● Exercise brief
Output all the data exactly. Pictures do not belong in the copy.

● Extracted information

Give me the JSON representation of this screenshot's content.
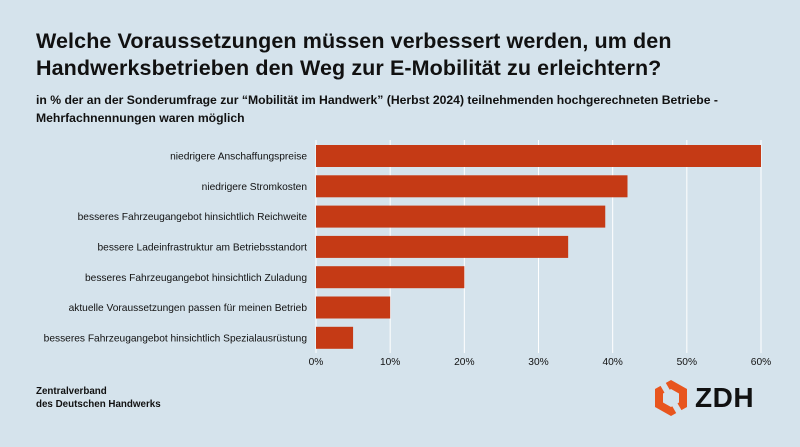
{
  "title_line1": "Welche Voraussetzungen müssen verbessert werden, um den",
  "title_line2": "Handwerksbetrieben den Weg zur E-Mobilität zu erleichtern?",
  "subtitle_line1": "in % der an der Sonderumfrage zur “Mobilität im Handwerk” (Herbst 2024) teilnehmenden hochgerechneten Betriebe  -",
  "subtitle_line2": "Mehrfachnennungen waren möglich",
  "footer_line1": "Zentralverband",
  "footer_line2": "des Deutschen Handwerks",
  "logo_text": "ZDH",
  "colors": {
    "bar": "#c53a15",
    "grid": "#ffffff",
    "background": "#d5e3ec",
    "logo": "#e8551e"
  },
  "chart_data": {
    "type": "bar",
    "orientation": "horizontal",
    "categories": [
      "niedrigere Anschaffungspreise",
      "niedrigere Stromkosten",
      "besseres Fahrzeugangebot hinsichtlich Reichweite",
      "bessere Ladeinfrastruktur am Betriebsstandort",
      "besseres Fahrzeugangebot hinsichtlich Zuladung",
      "aktuelle Voraussetzungen passen für meinen Betrieb",
      "besseres Fahrzeugangebot hinsichtlich Spezialausrüstung"
    ],
    "values": [
      60,
      42,
      39,
      34,
      20,
      10,
      5
    ],
    "xlim": [
      0,
      60
    ],
    "ticks": [
      0,
      10,
      20,
      30,
      40,
      50,
      60
    ],
    "tick_labels": [
      "0%",
      "10%",
      "20%",
      "30%",
      "40%",
      "50%",
      "60%"
    ],
    "grid": true
  }
}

● Reply to the exercise
Give me the JSON representation of this screenshot's content.
{
  "title_line1": "Welche Voraussetzungen müssen verbessert werden, um den",
  "title_line2": "Handwerksbetrieben den Weg zur E-Mobilität zu erleichtern?",
  "subtitle_line1": "in % der an der Sonderumfrage zur “Mobilität im Handwerk” (Herbst 2024) teilnehmenden hochgerechneten Betriebe  -",
  "subtitle_line2": "Mehrfachnennungen waren möglich",
  "footer_line1": "Zentralverband",
  "footer_line2": "des Deutschen Handwerks",
  "logo_text": "ZDH",
  "colors": {
    "bar": "#c53a15",
    "grid": "#ffffff",
    "background": "#d5e3ec",
    "logo": "#e8551e"
  },
  "chart_data": {
    "type": "bar",
    "orientation": "horizontal",
    "categories": [
      "niedrigere Anschaffungspreise",
      "niedrigere Stromkosten",
      "besseres Fahrzeugangebot hinsichtlich Reichweite",
      "bessere Ladeinfrastruktur am Betriebsstandort",
      "besseres Fahrzeugangebot hinsichtlich Zuladung",
      "aktuelle Voraussetzungen passen für meinen Betrieb",
      "besseres Fahrzeugangebot hinsichtlich Spezialausrüstung"
    ],
    "values": [
      60,
      42,
      39,
      34,
      20,
      10,
      5
    ],
    "xlim": [
      0,
      60
    ],
    "ticks": [
      0,
      10,
      20,
      30,
      40,
      50,
      60
    ],
    "tick_labels": [
      "0%",
      "10%",
      "20%",
      "30%",
      "40%",
      "50%",
      "60%"
    ],
    "grid": true
  }
}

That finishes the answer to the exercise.